> _Instruction_
Extract each line from the entries below that has the string "reviews" in it.

— Start Material supplied —

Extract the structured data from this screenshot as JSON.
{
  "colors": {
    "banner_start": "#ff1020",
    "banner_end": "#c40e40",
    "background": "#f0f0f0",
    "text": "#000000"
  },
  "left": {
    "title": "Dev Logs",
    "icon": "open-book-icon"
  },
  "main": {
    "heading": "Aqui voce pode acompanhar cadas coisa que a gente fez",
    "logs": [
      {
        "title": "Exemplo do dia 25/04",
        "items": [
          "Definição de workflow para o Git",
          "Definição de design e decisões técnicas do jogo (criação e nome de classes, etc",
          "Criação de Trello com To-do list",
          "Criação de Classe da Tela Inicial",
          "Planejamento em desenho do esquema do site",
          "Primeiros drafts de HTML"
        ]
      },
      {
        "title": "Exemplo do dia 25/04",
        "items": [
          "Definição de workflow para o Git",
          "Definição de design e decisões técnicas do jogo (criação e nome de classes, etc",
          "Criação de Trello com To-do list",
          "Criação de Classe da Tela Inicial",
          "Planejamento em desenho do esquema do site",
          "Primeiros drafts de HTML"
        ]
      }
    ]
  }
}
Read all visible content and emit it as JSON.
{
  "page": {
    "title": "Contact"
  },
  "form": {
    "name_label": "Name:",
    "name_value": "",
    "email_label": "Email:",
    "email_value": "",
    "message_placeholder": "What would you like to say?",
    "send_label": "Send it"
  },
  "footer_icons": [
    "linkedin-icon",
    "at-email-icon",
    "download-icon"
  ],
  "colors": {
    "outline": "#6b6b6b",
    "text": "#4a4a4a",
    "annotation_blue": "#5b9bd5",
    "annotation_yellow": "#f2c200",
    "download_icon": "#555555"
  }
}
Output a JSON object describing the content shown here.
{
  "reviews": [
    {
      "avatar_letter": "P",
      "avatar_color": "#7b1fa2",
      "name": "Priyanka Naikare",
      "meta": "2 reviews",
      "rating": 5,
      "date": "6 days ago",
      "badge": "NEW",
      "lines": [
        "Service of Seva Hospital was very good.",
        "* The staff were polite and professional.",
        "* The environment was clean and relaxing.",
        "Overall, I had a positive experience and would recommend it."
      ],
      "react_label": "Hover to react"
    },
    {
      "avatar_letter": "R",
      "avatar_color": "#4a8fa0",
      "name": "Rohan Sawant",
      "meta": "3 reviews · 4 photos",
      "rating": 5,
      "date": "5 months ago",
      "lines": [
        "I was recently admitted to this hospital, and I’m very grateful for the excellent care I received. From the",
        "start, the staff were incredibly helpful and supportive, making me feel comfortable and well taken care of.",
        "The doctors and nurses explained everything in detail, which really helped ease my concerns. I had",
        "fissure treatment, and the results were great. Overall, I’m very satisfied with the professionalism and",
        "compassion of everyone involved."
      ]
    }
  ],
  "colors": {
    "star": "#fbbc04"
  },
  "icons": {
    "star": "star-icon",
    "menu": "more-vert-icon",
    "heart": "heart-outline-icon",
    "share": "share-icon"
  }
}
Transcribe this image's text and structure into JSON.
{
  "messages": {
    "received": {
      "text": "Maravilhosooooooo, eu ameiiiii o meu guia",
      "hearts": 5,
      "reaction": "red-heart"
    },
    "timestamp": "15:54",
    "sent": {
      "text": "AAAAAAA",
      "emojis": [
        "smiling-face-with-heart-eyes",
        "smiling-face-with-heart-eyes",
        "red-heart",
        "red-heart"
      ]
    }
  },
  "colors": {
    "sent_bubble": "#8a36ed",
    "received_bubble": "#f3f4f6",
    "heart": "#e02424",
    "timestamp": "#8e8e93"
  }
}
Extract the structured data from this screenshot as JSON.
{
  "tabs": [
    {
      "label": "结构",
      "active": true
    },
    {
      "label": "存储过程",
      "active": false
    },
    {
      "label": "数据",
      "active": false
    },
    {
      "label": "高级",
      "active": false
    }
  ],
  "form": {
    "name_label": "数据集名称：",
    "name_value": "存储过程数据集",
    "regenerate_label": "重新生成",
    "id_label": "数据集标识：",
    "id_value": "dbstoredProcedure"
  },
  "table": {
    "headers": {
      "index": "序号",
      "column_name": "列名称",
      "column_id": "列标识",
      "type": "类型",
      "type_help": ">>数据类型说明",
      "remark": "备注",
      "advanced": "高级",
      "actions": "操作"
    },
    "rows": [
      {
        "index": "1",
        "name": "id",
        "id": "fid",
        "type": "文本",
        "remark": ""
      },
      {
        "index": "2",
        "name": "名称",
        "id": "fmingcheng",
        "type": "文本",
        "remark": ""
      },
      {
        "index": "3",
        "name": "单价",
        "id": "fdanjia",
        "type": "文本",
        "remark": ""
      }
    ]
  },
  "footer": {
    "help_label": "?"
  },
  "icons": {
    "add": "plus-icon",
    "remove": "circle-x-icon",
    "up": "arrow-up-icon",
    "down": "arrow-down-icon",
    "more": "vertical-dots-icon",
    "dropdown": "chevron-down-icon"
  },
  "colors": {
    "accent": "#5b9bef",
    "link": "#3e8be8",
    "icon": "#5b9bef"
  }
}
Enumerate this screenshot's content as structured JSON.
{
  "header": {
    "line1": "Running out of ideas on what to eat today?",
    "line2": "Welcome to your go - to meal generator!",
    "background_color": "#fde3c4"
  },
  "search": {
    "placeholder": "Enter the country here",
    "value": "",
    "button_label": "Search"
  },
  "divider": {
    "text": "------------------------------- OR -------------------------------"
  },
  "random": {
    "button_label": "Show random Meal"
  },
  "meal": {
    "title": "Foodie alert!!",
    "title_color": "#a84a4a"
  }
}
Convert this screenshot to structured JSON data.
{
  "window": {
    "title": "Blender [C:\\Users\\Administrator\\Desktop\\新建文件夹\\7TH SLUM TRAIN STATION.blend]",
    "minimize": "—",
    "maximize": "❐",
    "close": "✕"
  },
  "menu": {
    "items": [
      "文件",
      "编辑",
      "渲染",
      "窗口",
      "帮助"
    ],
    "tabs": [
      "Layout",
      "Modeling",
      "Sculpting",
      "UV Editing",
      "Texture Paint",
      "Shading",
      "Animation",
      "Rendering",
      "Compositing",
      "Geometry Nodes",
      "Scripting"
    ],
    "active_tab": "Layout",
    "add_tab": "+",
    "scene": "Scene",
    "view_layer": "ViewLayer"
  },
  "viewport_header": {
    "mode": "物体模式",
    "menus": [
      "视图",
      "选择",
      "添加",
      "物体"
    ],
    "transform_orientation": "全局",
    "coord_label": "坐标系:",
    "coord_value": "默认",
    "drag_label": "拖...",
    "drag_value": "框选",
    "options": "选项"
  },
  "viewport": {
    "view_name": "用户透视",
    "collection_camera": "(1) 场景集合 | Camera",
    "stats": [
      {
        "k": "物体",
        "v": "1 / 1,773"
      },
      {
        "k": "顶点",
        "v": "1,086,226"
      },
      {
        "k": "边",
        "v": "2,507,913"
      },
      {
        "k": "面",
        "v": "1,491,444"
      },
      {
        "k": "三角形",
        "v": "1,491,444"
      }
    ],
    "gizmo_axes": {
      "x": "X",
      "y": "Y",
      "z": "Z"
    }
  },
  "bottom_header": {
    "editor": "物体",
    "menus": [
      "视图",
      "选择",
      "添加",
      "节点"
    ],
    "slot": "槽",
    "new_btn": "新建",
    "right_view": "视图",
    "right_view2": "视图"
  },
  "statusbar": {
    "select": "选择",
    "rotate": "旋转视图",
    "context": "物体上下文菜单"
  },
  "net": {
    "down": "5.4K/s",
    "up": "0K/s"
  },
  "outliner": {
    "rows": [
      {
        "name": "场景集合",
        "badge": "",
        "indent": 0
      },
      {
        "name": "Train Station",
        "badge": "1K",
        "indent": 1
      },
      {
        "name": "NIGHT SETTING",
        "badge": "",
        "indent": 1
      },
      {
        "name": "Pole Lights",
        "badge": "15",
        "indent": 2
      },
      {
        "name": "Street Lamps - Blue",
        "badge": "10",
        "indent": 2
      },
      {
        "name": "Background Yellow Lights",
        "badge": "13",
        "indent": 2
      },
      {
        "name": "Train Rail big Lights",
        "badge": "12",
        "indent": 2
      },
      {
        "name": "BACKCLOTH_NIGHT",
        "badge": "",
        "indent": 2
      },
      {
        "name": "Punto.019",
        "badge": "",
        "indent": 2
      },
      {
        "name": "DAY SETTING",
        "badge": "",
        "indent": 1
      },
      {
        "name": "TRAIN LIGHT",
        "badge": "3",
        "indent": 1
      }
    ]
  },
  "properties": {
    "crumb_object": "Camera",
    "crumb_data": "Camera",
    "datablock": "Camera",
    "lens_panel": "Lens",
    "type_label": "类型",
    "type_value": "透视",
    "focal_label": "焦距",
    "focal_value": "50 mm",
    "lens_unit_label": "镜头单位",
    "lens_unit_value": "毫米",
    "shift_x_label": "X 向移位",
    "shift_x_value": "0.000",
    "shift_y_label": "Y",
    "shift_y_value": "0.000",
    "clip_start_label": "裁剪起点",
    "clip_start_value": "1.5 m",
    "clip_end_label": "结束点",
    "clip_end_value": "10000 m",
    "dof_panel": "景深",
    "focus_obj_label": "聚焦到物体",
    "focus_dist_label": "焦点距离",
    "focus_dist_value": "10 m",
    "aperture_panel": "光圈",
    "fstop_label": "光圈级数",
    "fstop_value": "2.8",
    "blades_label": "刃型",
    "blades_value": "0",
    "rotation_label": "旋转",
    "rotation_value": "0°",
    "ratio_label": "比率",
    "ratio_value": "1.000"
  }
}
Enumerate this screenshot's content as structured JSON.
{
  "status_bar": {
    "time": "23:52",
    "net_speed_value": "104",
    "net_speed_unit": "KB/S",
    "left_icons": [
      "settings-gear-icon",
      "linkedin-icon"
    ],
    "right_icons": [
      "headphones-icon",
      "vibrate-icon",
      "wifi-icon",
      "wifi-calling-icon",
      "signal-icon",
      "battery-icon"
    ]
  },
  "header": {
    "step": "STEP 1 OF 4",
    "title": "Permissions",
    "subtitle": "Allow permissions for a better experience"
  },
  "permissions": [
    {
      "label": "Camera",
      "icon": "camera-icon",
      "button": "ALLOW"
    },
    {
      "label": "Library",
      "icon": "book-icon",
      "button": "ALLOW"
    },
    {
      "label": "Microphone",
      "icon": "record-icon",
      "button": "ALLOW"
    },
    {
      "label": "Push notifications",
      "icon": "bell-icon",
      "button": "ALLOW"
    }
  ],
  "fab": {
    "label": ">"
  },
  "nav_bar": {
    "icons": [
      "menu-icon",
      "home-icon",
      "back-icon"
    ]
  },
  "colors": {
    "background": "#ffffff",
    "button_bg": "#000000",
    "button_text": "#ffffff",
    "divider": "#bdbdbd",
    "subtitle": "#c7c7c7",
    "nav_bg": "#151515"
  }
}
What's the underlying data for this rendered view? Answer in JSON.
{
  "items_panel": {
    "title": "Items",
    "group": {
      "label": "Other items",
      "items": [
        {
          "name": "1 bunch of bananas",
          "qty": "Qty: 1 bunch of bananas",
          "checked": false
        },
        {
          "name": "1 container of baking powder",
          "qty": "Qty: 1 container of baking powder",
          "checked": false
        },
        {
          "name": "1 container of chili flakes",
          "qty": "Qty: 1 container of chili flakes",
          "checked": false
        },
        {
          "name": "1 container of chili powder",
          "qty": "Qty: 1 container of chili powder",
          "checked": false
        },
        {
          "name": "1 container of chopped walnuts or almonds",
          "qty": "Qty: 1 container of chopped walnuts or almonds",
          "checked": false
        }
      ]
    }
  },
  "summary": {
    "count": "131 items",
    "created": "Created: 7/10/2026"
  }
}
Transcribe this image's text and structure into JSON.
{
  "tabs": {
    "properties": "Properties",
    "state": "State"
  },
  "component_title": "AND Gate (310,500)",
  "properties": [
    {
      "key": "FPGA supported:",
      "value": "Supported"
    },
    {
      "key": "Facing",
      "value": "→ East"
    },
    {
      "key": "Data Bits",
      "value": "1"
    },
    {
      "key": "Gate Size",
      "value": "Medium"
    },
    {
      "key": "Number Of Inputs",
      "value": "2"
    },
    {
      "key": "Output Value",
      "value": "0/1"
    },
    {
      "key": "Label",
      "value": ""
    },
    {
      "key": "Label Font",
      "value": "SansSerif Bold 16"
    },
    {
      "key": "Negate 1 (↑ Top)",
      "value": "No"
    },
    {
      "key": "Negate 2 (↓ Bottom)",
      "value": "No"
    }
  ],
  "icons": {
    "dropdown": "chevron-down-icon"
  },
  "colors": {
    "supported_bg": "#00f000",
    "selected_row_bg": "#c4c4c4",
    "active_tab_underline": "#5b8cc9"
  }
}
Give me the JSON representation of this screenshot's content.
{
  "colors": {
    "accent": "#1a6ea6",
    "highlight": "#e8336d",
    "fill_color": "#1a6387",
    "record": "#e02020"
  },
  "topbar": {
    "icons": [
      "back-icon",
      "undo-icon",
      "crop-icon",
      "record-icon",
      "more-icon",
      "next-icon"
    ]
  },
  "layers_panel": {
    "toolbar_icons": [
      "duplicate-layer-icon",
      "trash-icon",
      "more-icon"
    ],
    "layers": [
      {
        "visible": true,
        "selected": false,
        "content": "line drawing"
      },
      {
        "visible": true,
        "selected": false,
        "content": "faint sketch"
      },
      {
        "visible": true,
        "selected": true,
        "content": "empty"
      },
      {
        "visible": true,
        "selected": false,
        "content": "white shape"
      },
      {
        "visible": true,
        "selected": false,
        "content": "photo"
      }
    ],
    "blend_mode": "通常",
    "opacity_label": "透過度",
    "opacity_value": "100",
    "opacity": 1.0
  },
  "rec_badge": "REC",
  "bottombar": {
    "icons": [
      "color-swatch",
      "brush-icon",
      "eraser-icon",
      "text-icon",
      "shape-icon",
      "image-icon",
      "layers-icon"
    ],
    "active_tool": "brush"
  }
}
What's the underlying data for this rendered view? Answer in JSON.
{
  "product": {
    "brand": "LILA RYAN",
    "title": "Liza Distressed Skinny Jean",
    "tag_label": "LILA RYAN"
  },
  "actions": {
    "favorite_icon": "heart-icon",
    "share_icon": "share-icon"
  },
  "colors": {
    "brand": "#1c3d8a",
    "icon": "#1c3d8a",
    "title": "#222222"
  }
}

— End Material supplied —

> _Answer to this problem_
  "reviews": [
      "meta": "2 reviews",
      "meta": "3 reviews · 4 photos",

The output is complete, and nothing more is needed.